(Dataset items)
++++++++++
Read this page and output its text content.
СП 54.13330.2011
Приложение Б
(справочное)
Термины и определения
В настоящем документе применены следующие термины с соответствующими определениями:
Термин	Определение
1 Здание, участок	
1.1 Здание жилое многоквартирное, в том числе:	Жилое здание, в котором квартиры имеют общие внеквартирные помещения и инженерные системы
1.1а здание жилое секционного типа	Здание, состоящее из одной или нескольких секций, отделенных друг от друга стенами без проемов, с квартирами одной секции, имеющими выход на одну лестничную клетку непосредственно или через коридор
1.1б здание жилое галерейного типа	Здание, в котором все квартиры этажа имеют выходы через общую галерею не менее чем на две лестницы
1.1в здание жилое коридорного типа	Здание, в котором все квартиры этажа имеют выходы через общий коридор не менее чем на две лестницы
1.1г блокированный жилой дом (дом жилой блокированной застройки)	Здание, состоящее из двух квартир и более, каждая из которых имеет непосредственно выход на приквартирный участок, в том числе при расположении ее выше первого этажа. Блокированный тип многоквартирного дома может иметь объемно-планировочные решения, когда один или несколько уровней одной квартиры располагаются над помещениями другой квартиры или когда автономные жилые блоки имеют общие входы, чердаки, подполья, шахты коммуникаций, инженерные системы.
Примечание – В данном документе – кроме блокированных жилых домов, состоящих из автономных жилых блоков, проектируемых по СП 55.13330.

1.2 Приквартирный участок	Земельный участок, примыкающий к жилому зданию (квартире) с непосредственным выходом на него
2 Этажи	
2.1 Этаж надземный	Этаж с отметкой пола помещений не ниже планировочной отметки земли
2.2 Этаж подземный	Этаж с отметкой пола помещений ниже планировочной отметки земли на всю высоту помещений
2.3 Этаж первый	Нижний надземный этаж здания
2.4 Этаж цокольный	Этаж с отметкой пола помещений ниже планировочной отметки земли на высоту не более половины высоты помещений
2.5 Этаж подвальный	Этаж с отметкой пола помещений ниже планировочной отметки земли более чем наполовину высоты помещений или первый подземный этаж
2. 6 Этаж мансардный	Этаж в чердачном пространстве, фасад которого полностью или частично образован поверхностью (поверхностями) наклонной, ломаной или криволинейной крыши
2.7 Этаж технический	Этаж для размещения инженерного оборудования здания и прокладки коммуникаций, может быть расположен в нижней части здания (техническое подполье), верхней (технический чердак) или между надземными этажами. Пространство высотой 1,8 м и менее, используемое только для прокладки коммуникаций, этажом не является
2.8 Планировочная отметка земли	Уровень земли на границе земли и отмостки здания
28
++++++++++
BRIEF:
Count the lines above that contain the word "менее". Give only the number.

EXERCISE SOLUTION:
3